* _Challenges_:
**A)** From the article on Ugo Panizza, list the economists named as his co-authors on the costs of sovereign default.
**B)** According to the article on Ugo Panizza, which university awarded him his PhD in economics?
**C)** Continue the article on Ugo Panizza from its final sentence.

* _Article_:
━━━━
Ugo Panizza is an Italian economist. He is a professor of International Economics and Pictet Chair in Finance and Development at the Graduate Institute of International and Development Studies in Geneva. He is a vice-president of the Centre for Economic Policy Research (CEPR)., the director of the International Center for Monetary and Banking Studies, the editor in Chief of Oxford Open Economics and International Development Policy, and the deputy director of the Centre for Finance and Development.

Diplomas 
Panizza holds a PhD in economics from the Johns Hopkins University and a Laurea (BA) from the University of Turin.

Contributions 
Panizza is known for co-establishing the concept of original sin in development economics, alongside economists Barry Eichengreen and Ricardo Hausmann. His work on the costs of sovereign default (joint with Eduardo Borensztein, Eduardo Levy Yeyati, Federico Sturzenegger, and Jeromin Zettelmeyer), on the links between finance and economic development (joint with Jean Louis Arcand and Enrico Berkes), and on the relationship between public debt and economic growth (joint with Andrea Presbitero) has been widely cited in the international press.
━━━━
* _Supplied records_:
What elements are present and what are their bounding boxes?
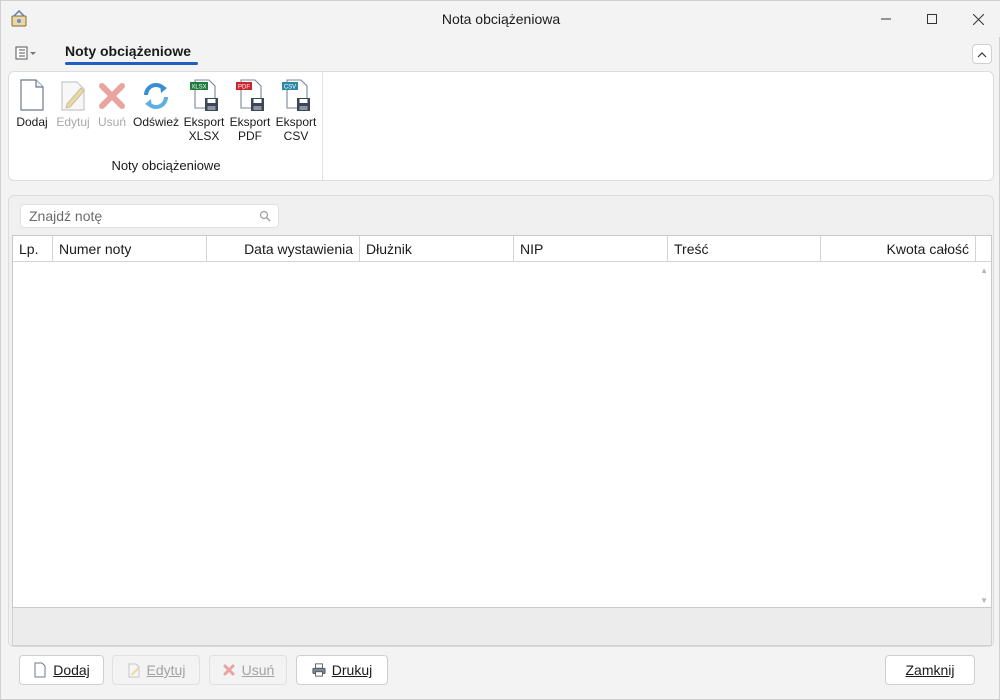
ribbon-refresh-label: Odśwież [133, 115, 180, 129]
pdf-badge: PDF [238, 85, 250, 91]
table-header: Lp. Numer noty Data wystawienia Dłużnik … [13, 236, 991, 262]
ribbon-export-pdf-label-1: Eksport [229, 115, 271, 129]
csv-badge: CSV [284, 85, 296, 91]
active-tab-indicator [65, 62, 198, 65]
column-header-tresc[interactable]: Treść [668, 236, 821, 262]
print-button[interactable]: Drukuj [296, 655, 388, 685]
printer-icon [312, 663, 326, 677]
app-icon [11, 10, 27, 27]
export-xlsx-icon: XLSX [190, 79, 218, 111]
close-button[interactable] [955, 1, 1000, 37]
ribbon-panel: Dodaj Edytuj Usuń Odśwież XLSX Eksport X… [8, 71, 994, 181]
ribbon-edit-label: Edytuj [56, 115, 90, 129]
notes-table[interactable]: Lp. Numer noty Data wystawienia Dłużnik … [12, 235, 992, 608]
ribbon-export-pdf-button[interactable]: PDF Eksport PDF [229, 78, 271, 143]
scroll-down-arrow[interactable]: ▼ [980, 596, 988, 605]
scroll-up-arrow[interactable]: ▲ [980, 266, 988, 275]
print-button-label: Drukuj [331, 662, 373, 678]
add-button[interactable]: Dodaj [19, 655, 104, 685]
ribbon-export-pdf-label-2: PDF [238, 129, 262, 143]
ribbon-delete-label: Usuń [97, 115, 126, 129]
ribbon-export-csv-label-2: CSV [283, 129, 309, 143]
main-content: Lp. Numer noty Data wystawienia Dłużnik … [8, 195, 994, 647]
column-header-numer-noty[interactable]: Numer noty [53, 236, 207, 262]
close-dialog-label: Zamknij [905, 662, 955, 678]
xlsx-badge: XLSX [191, 85, 206, 91]
ribbon-export-csv-label-1: Eksport [275, 115, 317, 129]
new-document-icon [34, 662, 46, 678]
collapse-ribbon-button[interactable] [972, 44, 992, 64]
column-header-data-wystawienia[interactable]: Data wystawienia [207, 236, 360, 262]
table-footer [12, 608, 992, 646]
ribbon-add-button[interactable]: Dodaj [15, 78, 49, 129]
ribbon-refresh-button[interactable]: Odśwież [133, 78, 179, 129]
tab-noty-obciazeniowe[interactable]: Noty obciążeniowe [65, 43, 191, 63]
search-input[interactable] [29, 208, 249, 224]
window-controls [863, 1, 1000, 37]
maximize-button[interactable] [909, 1, 955, 37]
search-box [20, 204, 279, 228]
ribbon-add-label: Dodaj [16, 115, 48, 129]
search-icon[interactable] [259, 210, 271, 222]
add-button-label: Dodaj [53, 662, 90, 678]
column-header-lp[interactable]: Lp. [13, 236, 53, 262]
ribbon-export-csv-button[interactable]: CSV Eksport CSV [275, 78, 317, 143]
edit-icon [128, 663, 140, 678]
ribbon-delete-button[interactable]: Usuń [95, 78, 129, 129]
export-pdf-icon: PDF [236, 79, 264, 111]
refresh-icon [144, 83, 168, 109]
new-document-icon [20, 79, 44, 111]
column-header-kwota-calosc[interactable]: Kwota całość [821, 236, 976, 262]
ribbon-group-noty: Dodaj Edytuj Usuń Odśwież XLSX Eksport X… [9, 72, 323, 180]
close-dialog-button[interactable]: Zamknij [885, 655, 975, 685]
column-header-dluznik[interactable]: Dłużnik [360, 236, 514, 262]
ribbon-export-xlsx-label-1: Eksport [183, 115, 225, 129]
delete-button-label: Usuń [241, 662, 275, 678]
ribbon-edit-button[interactable]: Edytuj [54, 78, 92, 129]
ribbon-export-xlsx-button[interactable]: XLSX Eksport XLSX [183, 78, 225, 143]
ribbon-group-label: Noty obciążeniowe [111, 158, 221, 173]
quick-access-menu[interactable] [15, 45, 39, 61]
title-bar: Nota obciążeniowa [1, 1, 1000, 37]
delete-icon [99, 83, 125, 109]
edit-document-icon [61, 81, 85, 111]
app-window: Nota obciążeniowa Noty obciążeniowe Doda… [0, 0, 1000, 700]
chevron-up-icon [977, 51, 987, 57]
window-title: Nota obciążeniowa [441, 11, 561, 27]
minimize-icon [881, 18, 891, 20]
list-menu-icon [15, 46, 36, 60]
edit-button-label: Edytuj [146, 662, 186, 678]
column-header-nip[interactable]: NIP [514, 236, 668, 262]
edit-button[interactable]: Edytuj [112, 655, 200, 685]
export-csv-icon: CSV [282, 79, 310, 111]
ribbon-export-xlsx-label-2: XLSX [188, 129, 220, 143]
minimize-button[interactable] [863, 1, 909, 37]
delete-icon [223, 664, 235, 676]
close-icon [972, 13, 984, 25]
maximize-icon [927, 14, 937, 24]
delete-button[interactable]: Usuń [209, 655, 287, 685]
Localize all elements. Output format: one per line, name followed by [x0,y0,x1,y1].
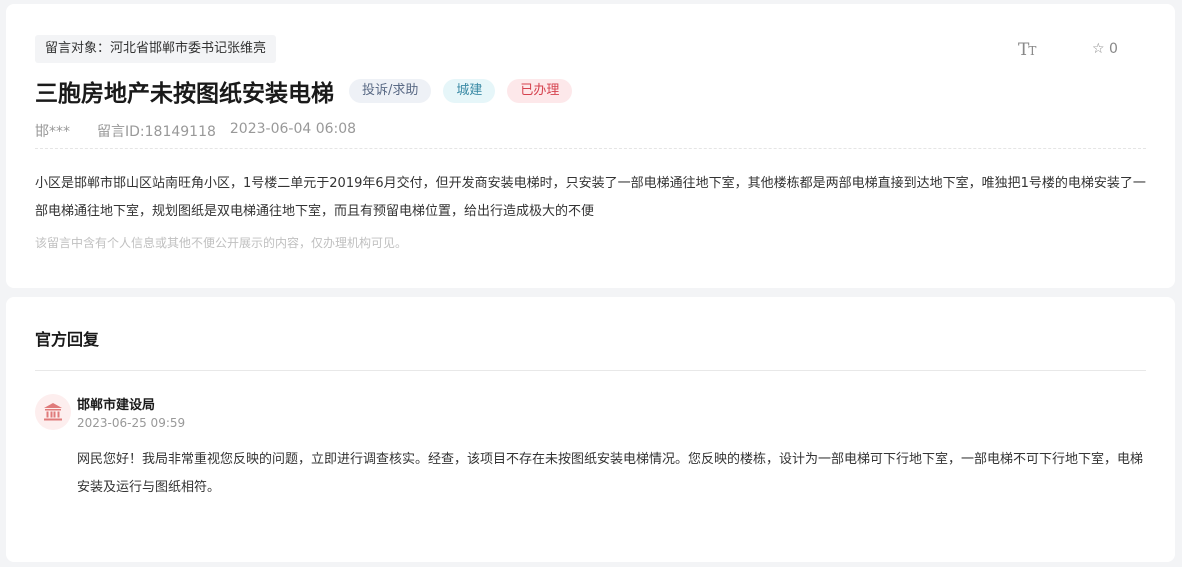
message-id: 留言ID:18149118 [97,124,216,140]
reply-datetime: 2023-06-25 09:59 [77,416,186,430]
message-card: 留言对象：河北省邯郸市委书记张维亮 TT ☆ 0 三胞房地产未按图纸安装电梯 投… [6,4,1175,288]
privacy-note: 该留言中含有个人信息或其他不便公开展示的内容，仅办理机构可见。 [35,236,408,250]
title-row: 三胞房地产未按图纸安装电梯 投诉/求助 城建 已办理 [35,74,584,108]
font-size-icon: TT [1018,40,1036,60]
favorite-count: 0 [1109,41,1118,57]
reply-content: 网民您好！我局非常重视您反映的问题，立即进行调查核实。经查，该项目不存在未按图纸… [77,452,1144,495]
message-meta: 邯*** 留言ID:18149118 2023-06-04 06:08 [35,121,356,141]
star-outline-icon: ☆ [1092,41,1105,57]
avatar [35,394,71,430]
divider [35,148,1146,149]
divider [35,370,1146,371]
message-title: 三胞房地产未按图纸安装电梯 [35,81,334,107]
type-tag: 投诉/求助 [349,79,432,103]
message-author: 邯*** [35,124,70,140]
message-target-tag: 留言对象：河北省邯郸市委书记张维亮 [35,35,277,63]
message-datetime: 2023-06-04 06:08 [229,121,357,137]
status-badge: 已办理 [507,79,573,103]
font-size-button[interactable]: TT [1018,40,1036,60]
reply-heading: 官方回复 [35,330,100,349]
favorite-button[interactable]: ☆ 0 [1092,41,1118,57]
category-tag: 城建 [443,79,496,103]
message-content: 小区是邯郸市邯山区站南旺角小区，1号楼二单元于2019年6月交付，但开发商安装电… [35,176,1146,219]
government-building-icon [44,403,62,421]
reply-org-name: 邯郸市建设局 [77,398,156,413]
official-reply-card: 官方回复 邯郸市建设局 2023-06-25 09:59 网民您好！我局非常重视… [6,297,1175,562]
━━━━
* _Answers per task_:
**A)** Eduardo Borensztein, Eduardo Levy Yeyati, Federico Sturzenegger, and Jeromin Zettelmeyer.

**B)** Johns Hopkins University.

**C)**
In 2012 Panizza coauthored (with Jean-Louis Arcand and Enrico Berkes) an IMF working paper titled Too Much Finance showing that the relationship between financial development and economic growth goes from being positive to negative when the financial sector becomes too large.

In 2016 he coauthored a paper with Barry Eichengreen titled "A Surplus of Ambitions". The paper concludes that Europe’s crisis countries are unlikely to be able to run primary budget surpluses as large and persistent as officially projected.

He has contributed to the debate on Quantitative Easing in Europe and on the monetary and fiscal stimulus in the Eurozone. In 2017 he coauthored with David Miles, Ricardo Reis, and Angel Ubide the 19th Geneva Report on the World Economy titled And Yet It Moves. The report asks why inflation has remained so stable in the aftermath of the Great Recession.

In 2017 he co-authored (with Jeromin Zettelmeyer and Eike Kreplin) a Peterson Institute working paper aimed at assessing debt sustainability in Greece and wrote a Project Syndicate piece with Ricardo Hausmann discussing the possibility of creating an odiousness rating system.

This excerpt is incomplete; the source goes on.